## Task description:
Transcribe every line of the records verbatim.

## Supplied material:

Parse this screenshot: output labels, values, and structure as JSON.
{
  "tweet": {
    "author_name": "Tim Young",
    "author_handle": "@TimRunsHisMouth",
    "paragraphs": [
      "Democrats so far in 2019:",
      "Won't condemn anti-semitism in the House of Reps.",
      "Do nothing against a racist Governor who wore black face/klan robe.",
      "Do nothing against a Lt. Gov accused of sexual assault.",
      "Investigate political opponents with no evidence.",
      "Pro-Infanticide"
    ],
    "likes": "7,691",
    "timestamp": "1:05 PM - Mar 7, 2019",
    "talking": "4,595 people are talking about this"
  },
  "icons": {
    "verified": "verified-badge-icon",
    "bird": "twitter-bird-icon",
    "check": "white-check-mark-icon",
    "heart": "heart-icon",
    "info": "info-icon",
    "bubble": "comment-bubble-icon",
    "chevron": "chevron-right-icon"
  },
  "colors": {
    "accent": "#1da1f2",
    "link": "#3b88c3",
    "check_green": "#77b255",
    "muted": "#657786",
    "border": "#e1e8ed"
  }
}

## Full solution:
Parse this screenshot: output labels, values, and structure as JSON.
{
  "tweet": {
    "author_name": "Tim Young",
    "author_handle": "@TimRunsHisMouth",
    "paragraphs": [
      "Democrats so far in 2019:",
      "Won't condemn anti-semitism in the House of Reps.",
      "Do nothing against a racist Governor who wore black face/klan robe.",
      "Do nothing against a Lt. Gov accused of sexual assault.",
      "Investigate political opponents with no evidence.",
      "Pro-Infanticide"
    ],
    "likes": "7,691",
    "timestamp": "1:05 PM - Mar 7, 2019",
    "talking": "4,595 people are talking about this"
  },
  "icons": {
    "verified": "verified-badge-icon",
    "bird": "twitter-bird-icon",
    "check": "white-check-mark-icon",
    "heart": "heart-icon",
    "info": "info-icon",
    "bubble": "comment-bubble-icon",
    "chevron": "chevron-right-icon"
  },
  "colors": {
    "accent": "#1da1f2",
    "link": "#3b88c3",
    "check_green": "#77b255",
    "muted": "#657786",
    "border": "#e1e8ed"
  }
}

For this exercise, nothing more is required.